TASK INSTRUCTIONS >> Which lines hold the string "عضلات"? Copy every one of them.

THE INPUT >>
________________________________________
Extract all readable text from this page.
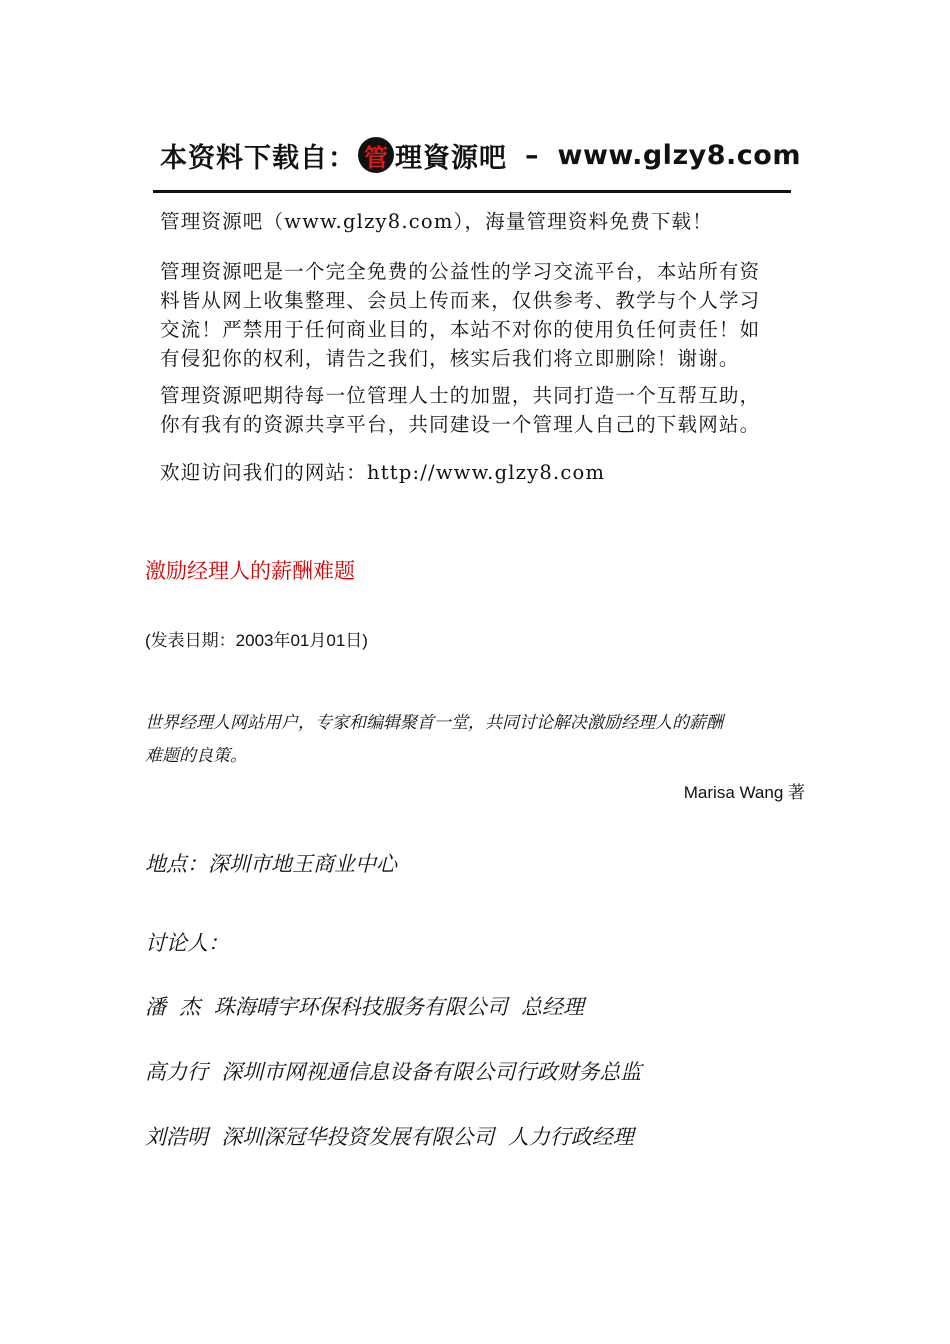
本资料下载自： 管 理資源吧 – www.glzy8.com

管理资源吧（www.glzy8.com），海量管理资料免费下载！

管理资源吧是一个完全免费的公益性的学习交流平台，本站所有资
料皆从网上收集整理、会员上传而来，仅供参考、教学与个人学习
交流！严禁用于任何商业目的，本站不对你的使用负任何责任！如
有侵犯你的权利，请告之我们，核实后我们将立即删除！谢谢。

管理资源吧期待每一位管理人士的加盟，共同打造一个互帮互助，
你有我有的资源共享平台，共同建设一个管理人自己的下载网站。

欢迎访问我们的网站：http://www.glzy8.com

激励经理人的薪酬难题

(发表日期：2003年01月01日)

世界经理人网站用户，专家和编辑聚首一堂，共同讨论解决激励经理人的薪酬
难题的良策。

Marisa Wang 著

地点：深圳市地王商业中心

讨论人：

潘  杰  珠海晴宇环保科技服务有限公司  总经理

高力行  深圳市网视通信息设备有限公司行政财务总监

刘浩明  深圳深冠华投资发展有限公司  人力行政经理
________________________________________
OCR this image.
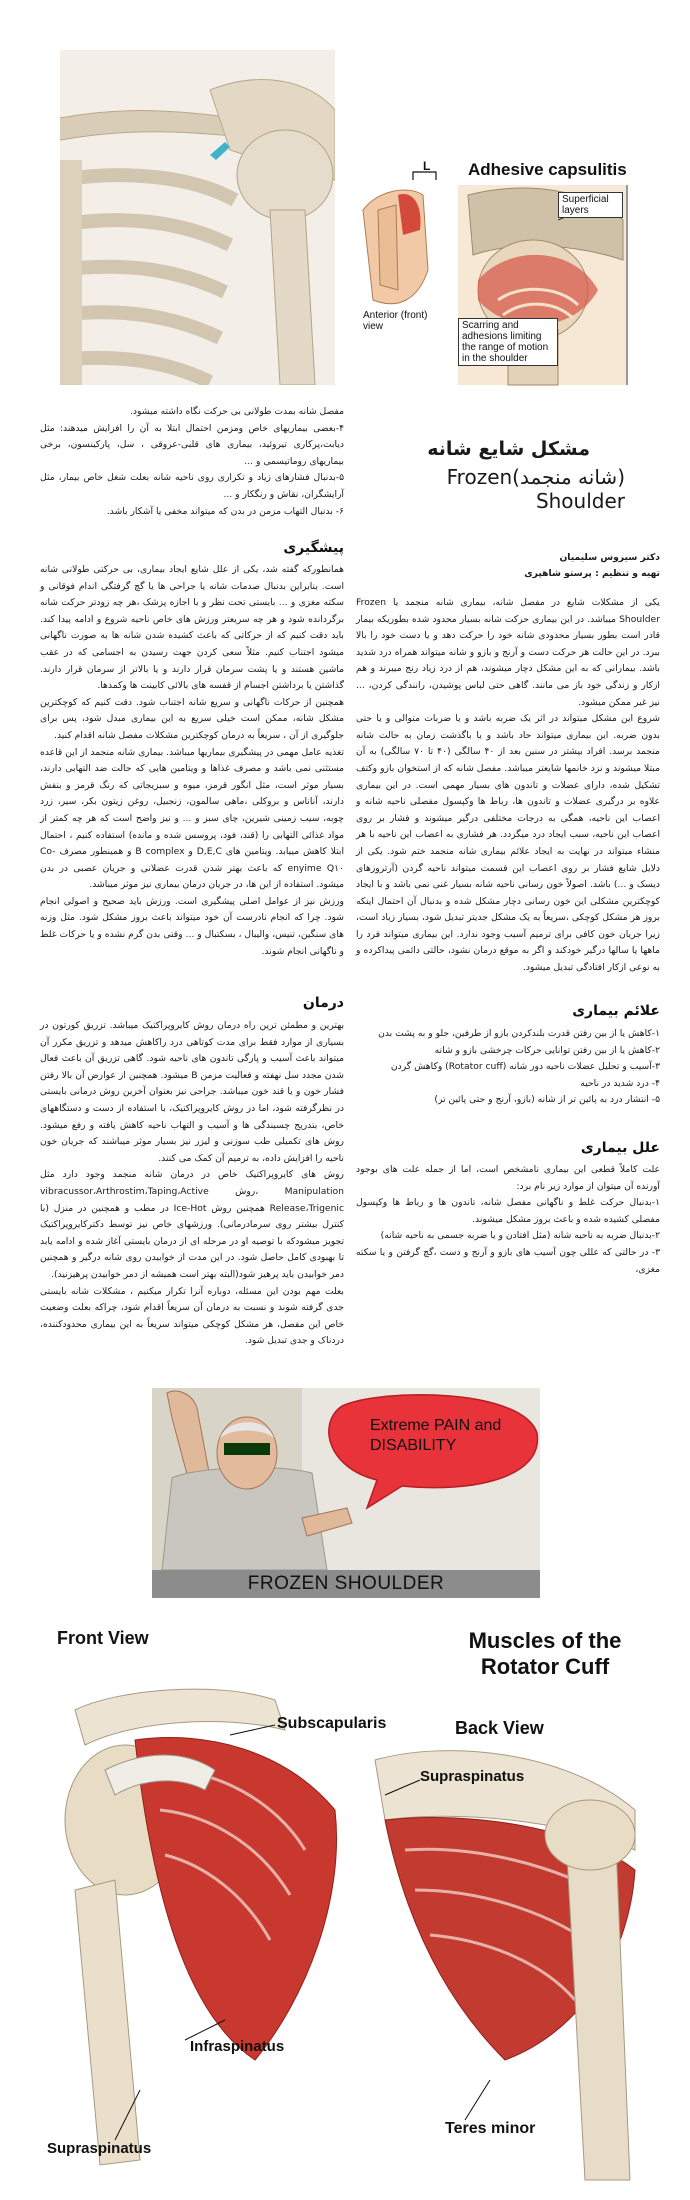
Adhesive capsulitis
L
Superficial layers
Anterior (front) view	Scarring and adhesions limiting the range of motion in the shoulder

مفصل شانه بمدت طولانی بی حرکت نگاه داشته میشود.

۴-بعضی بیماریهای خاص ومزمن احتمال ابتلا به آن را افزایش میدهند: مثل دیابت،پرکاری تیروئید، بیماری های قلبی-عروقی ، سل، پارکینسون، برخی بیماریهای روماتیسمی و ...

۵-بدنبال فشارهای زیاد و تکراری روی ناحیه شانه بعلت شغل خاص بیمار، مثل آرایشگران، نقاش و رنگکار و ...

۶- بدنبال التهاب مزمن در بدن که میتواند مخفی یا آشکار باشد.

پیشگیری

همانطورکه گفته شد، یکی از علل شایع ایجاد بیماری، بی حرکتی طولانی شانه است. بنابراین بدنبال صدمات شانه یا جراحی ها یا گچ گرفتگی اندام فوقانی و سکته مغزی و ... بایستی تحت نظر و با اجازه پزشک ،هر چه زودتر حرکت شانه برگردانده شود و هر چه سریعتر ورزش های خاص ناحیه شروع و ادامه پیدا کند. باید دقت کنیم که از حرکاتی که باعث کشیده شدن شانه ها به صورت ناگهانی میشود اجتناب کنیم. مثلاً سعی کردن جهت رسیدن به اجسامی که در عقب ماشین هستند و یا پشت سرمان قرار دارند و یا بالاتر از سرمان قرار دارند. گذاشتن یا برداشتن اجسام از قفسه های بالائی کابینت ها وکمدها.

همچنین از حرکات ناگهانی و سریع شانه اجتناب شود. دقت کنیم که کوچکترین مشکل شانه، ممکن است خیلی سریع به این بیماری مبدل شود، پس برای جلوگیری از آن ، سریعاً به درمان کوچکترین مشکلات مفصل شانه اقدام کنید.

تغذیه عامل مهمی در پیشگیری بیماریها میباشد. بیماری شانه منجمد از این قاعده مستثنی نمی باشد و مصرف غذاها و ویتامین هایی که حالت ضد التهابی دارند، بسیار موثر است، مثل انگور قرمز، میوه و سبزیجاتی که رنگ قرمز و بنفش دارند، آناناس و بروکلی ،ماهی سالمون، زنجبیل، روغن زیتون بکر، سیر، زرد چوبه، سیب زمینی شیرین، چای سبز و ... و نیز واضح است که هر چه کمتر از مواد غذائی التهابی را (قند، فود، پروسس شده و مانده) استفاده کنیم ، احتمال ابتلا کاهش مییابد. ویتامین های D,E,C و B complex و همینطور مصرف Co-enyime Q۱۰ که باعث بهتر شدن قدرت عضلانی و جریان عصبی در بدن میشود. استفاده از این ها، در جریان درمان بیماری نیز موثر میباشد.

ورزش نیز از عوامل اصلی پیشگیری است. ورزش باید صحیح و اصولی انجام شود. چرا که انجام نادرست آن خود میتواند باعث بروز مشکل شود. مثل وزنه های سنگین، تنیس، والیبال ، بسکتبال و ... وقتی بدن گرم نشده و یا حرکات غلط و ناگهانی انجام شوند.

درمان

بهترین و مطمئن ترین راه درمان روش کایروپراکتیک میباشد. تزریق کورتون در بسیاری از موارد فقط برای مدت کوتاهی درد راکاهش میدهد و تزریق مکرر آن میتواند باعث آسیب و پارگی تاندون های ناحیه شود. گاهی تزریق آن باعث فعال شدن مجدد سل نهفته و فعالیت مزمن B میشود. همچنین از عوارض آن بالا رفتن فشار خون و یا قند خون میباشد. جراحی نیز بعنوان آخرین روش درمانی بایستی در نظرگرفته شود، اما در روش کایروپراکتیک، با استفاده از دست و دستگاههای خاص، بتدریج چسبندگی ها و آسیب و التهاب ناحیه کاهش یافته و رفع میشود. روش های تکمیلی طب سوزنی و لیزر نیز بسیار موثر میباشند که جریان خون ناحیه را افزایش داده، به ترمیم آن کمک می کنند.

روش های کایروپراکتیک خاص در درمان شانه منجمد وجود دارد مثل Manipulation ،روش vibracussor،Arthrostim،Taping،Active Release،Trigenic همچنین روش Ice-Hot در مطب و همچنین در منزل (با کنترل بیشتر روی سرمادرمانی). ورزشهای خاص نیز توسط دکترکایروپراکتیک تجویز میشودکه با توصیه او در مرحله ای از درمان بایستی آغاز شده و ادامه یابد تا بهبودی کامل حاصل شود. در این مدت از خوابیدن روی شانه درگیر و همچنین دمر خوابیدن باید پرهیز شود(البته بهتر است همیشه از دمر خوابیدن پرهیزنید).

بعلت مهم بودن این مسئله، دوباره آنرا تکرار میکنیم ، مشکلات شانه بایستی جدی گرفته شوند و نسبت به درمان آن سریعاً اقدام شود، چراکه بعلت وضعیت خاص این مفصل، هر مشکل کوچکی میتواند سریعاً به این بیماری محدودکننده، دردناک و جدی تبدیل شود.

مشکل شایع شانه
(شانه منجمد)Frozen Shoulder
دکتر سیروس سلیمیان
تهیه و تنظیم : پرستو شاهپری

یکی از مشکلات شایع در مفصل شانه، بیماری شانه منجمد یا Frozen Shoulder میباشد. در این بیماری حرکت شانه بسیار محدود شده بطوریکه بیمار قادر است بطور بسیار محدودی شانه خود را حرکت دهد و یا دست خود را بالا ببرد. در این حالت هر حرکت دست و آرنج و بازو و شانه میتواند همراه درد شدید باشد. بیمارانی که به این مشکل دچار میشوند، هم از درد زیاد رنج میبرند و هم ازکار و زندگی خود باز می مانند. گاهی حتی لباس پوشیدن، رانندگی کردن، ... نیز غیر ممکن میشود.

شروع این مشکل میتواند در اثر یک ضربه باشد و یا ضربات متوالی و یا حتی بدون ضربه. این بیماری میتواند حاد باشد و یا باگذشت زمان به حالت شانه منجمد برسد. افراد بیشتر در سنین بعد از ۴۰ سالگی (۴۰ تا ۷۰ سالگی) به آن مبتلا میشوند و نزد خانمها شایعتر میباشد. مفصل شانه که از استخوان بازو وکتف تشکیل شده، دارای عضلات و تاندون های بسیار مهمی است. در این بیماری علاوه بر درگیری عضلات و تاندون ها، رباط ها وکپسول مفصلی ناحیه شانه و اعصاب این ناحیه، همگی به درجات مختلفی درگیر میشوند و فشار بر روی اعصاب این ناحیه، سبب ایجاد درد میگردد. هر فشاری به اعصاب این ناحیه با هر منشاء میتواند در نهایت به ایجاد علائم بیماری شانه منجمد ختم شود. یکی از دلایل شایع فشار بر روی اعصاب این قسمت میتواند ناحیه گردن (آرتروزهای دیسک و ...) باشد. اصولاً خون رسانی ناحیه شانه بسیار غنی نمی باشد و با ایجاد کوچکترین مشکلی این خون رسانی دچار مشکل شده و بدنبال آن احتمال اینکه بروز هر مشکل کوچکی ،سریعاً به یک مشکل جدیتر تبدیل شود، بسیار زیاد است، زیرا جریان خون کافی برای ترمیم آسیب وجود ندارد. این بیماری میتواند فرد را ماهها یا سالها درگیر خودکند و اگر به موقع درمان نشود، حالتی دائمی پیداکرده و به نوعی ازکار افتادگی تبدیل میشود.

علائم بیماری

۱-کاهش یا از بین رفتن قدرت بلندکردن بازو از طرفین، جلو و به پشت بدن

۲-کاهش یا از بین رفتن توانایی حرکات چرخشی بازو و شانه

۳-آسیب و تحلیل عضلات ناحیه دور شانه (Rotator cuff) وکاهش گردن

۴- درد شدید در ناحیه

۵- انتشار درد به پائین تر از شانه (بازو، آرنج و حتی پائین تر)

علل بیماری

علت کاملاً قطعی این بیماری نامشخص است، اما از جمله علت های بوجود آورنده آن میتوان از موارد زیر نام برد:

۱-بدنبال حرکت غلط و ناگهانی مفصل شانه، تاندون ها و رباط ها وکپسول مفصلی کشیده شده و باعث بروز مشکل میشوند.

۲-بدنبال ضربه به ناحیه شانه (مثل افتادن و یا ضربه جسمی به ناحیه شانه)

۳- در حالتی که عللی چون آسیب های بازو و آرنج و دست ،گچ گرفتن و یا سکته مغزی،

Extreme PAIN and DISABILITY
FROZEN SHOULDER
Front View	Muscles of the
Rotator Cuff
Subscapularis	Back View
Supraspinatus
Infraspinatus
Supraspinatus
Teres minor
________________________________________
FULL ANSWER >>
شروع این مشکل میتواند در اثر یک ضربه باشد و یا ضربات متوالی و یا حتی بدون ضربه. این بیماری میتواند حاد باشد و یا باگذشت زمان به حالت شانه منجمد برسد. افراد بیشتر در سنین بعد از ۴۰ سالگی (۴۰ تا ۷۰ سالگی) به آن مبتلا میشوند و نزد خانمها شایعتر میباشد. مفصل شانه که از استخوان بازو وکتف تشکیل شده، دارای عضلات و تاندون های بسیار مهمی است. در این بیماری علاوه بر درگیری عضلات و تاندون ها، رباط ها وکپسول مفصلی ناحیه شانه و اعصاب این ناحیه، همگی به درجات مختلفی درگیر میشوند و فشار بر روی اعصاب این ناحیه، سبب ایجاد درد میگردد. هر فشاری به اعصاب این ناحیه با هر منشاء میتواند در نهایت به ایجاد علائم بیماری شانه منجمد ختم شود. یکی از دلایل شایع فشار بر روی اعصاب این قسمت میتواند ناحیه گردن (آرتروزهای دیسک و ...) باشد. اصولاً خون رسانی ناحیه شانه بسیار غنی نمی باشد و با ایجاد کوچکترین مشکلی این خون رسانی دچار مشکل شده و بدنبال آن احتمال اینکه بروز هر مشکل کوچکی ،سریعاً به یک مشکل جدیتر تبدیل شود، بسیار زیاد است، زیرا جریان خون کافی برای ترمیم آسیب وجود ندارد. این بیماری میتواند فرد را ماهها یا سالها درگیر خودکند و اگر به موقع درمان نشود، حالتی دائمی پیداکرده و به نوعی ازکار افتادگی تبدیل میشود.
۳-آسیب و تحلیل عضلات ناحیه دور شانه (Rotator cuff) وکاهش گردن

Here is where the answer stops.